┏━━

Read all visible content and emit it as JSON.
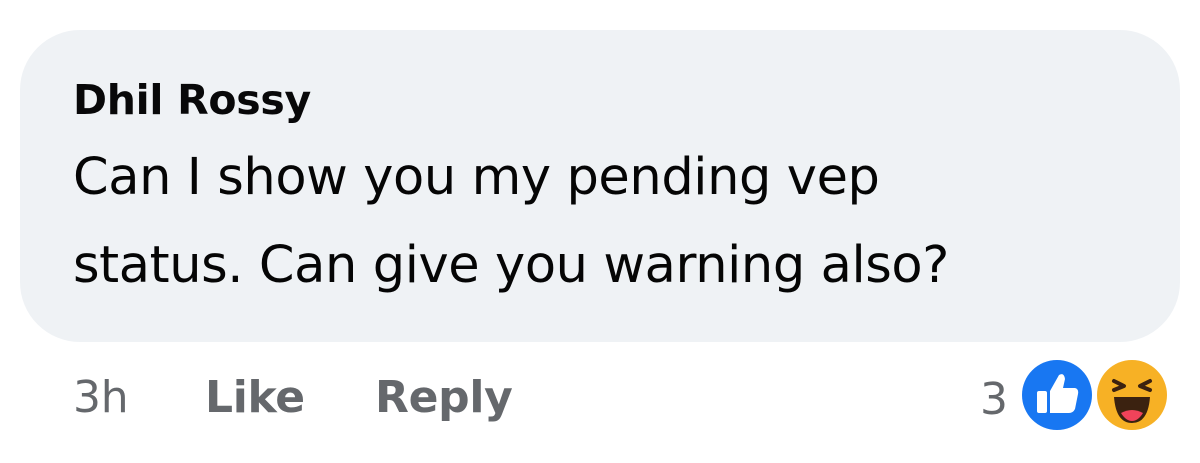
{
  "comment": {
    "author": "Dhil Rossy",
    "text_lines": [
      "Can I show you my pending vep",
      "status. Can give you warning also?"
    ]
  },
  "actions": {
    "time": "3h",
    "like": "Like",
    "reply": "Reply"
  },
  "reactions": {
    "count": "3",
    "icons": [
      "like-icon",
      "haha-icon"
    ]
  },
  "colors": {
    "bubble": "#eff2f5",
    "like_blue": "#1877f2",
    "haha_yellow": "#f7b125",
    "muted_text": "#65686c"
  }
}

┗━━

» **EXERCISE**
Strip out the images, then output the records above word for word.

» **ANSWER FOR THIS EXERCISE**
Read all visible content and emit it as JSON.
{
  "comment": {
    "author": "Dhil Rossy",
    "text_lines": [
      "Can I show you my pending vep",
      "status. Can give you warning also?"
    ]
  },
  "actions": {
    "time": "3h",
    "like": "Like",
    "reply": "Reply"
  },
  "reactions": {
    "count": "3",
    "icons": [
      "like-icon",
      "haha-icon"
    ]
  },
  "colors": {
    "bubble": "#eff2f5",
    "like_blue": "#1877f2",
    "haha_yellow": "#f7b125",
    "muted_text": "#65686c"
  }
}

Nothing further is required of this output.